WHAT THE TASK ASKS: Calculate how many lines in the following records hold the word "перед", and report that number without comment.

RECORDS FOR THIS TASK:
>>

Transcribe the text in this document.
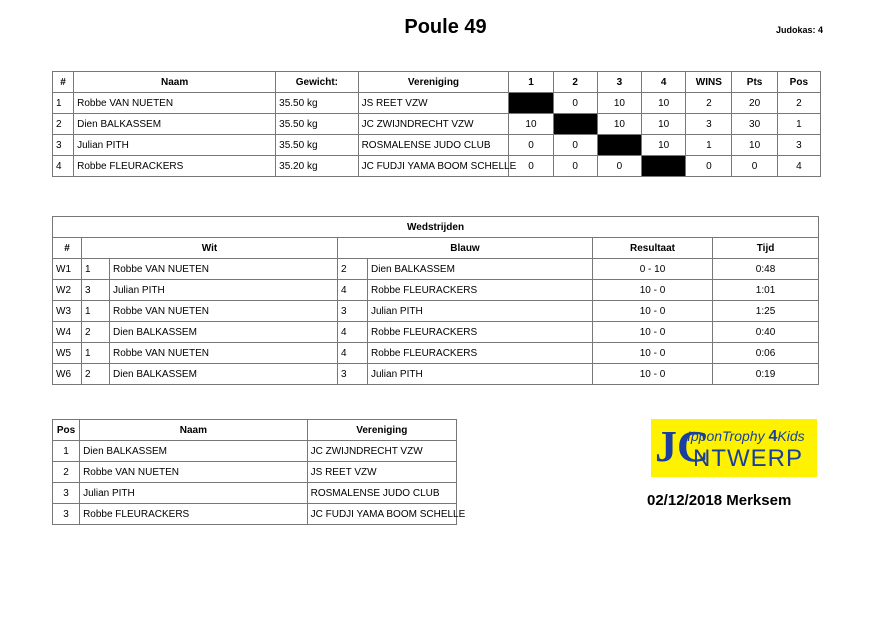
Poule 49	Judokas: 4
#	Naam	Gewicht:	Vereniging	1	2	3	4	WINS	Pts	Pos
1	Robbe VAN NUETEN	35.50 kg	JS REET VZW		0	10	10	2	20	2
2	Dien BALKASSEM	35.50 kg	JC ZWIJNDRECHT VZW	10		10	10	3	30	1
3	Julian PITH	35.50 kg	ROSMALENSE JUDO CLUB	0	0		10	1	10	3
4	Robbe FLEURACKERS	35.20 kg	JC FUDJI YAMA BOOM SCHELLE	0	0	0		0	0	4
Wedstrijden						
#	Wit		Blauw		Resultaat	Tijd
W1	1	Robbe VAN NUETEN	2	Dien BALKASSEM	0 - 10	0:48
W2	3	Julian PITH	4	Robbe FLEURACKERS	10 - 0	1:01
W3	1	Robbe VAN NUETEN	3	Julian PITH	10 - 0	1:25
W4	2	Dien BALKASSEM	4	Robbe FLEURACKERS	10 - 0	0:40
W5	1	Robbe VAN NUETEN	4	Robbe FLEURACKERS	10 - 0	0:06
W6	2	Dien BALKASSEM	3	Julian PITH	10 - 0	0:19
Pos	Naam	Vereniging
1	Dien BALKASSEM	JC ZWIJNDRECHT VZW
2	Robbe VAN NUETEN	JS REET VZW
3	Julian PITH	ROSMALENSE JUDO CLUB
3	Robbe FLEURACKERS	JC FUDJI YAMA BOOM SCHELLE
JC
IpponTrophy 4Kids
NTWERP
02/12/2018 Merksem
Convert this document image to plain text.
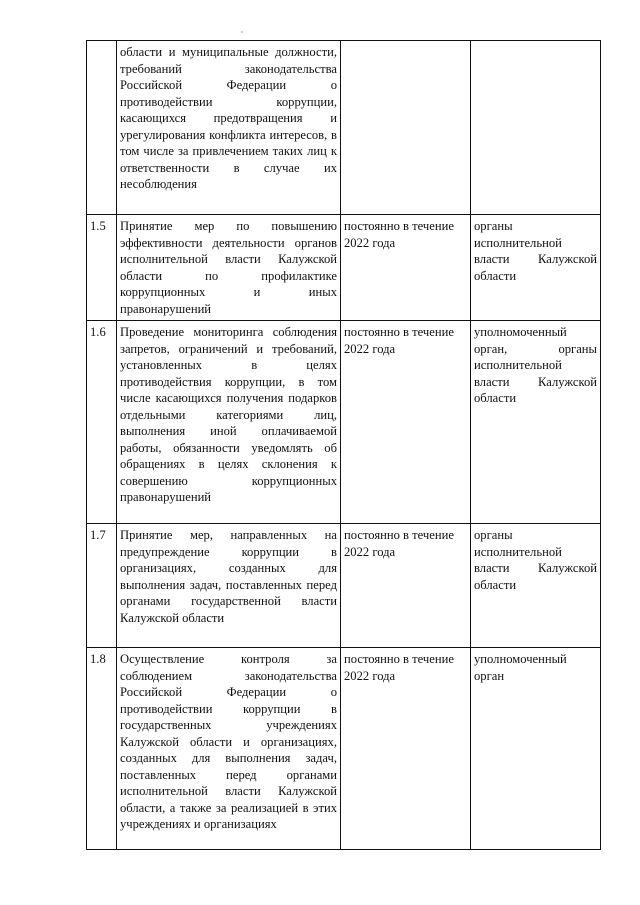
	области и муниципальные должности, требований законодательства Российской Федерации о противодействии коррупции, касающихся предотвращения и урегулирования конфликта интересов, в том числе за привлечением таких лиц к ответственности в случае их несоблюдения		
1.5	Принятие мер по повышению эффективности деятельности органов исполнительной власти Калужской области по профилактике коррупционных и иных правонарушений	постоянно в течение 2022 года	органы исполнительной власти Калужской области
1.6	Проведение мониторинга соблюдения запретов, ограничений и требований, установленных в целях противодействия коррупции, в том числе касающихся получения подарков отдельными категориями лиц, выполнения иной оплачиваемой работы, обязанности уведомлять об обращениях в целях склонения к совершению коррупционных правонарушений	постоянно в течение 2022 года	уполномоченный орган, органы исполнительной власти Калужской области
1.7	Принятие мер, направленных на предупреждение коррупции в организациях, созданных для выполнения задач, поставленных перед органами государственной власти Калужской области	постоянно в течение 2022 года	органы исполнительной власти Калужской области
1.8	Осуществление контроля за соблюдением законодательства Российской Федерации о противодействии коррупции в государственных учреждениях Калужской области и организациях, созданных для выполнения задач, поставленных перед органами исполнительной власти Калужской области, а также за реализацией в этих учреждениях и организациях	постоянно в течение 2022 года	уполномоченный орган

<<

ANSWER TO THE TASK: 2